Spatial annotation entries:
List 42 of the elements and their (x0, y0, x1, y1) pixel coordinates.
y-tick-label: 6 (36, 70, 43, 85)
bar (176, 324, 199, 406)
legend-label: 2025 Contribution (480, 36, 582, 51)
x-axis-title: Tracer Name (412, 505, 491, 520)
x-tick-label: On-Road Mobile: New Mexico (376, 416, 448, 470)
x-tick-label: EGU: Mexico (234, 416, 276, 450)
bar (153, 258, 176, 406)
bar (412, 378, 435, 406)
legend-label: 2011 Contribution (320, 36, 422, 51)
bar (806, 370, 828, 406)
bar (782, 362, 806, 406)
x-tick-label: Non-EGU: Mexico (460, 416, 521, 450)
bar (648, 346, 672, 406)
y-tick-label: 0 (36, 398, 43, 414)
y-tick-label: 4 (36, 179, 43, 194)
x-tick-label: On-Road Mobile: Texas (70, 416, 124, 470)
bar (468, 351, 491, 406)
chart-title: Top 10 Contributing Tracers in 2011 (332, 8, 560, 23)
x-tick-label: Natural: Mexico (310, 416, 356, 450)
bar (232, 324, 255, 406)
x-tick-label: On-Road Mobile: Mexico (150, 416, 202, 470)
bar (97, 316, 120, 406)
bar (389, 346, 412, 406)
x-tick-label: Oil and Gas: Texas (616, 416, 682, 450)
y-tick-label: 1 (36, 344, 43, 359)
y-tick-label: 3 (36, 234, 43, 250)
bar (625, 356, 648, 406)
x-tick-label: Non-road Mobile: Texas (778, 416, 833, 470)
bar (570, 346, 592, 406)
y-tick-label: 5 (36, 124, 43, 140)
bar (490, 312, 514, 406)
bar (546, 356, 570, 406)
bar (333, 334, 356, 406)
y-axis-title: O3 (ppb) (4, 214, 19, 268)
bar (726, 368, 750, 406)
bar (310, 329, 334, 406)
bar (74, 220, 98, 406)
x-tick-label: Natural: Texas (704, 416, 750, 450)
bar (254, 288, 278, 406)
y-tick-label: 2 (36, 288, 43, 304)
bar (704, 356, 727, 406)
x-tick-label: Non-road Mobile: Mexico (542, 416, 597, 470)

**What you should do:**
Convert the rows from the first line through the line containing "y-tick-label: 0 (36, 398, 43, 414)", including that line, into a JSON list of strings with one string per line and blank lines left out.

**Complete response:**
[
  "List 42 of the elements and their (x0, y0, x1, y1) pixel coordinates.",
  "y-tick-label: 6 (36, 70, 43, 85)",
  "bar (176, 324, 199, 406)",
  "legend-label: 2025 Contribution (480, 36, 582, 51)",
  "x-axis-title: Tracer Name (412, 505, 491, 520)",
  "x-tick-label: On-Road Mobile: New Mexico (376, 416, 448, 470)",
  "x-tick-label: EGU: Mexico (234, 416, 276, 450)",
  "bar (153, 258, 176, 406)",
  "bar (412, 378, 435, 406)",
  "legend-label: 2011 Contribution (320, 36, 422, 51)",
  "bar (806, 370, 828, 406)",
  "bar (782, 362, 806, 406)",
  "x-tick-label: Non-EGU: Mexico (460, 416, 521, 450)",
  "bar (648, 346, 672, 406)",
  "y-tick-label: 0 (36, 398, 43, 414)"
]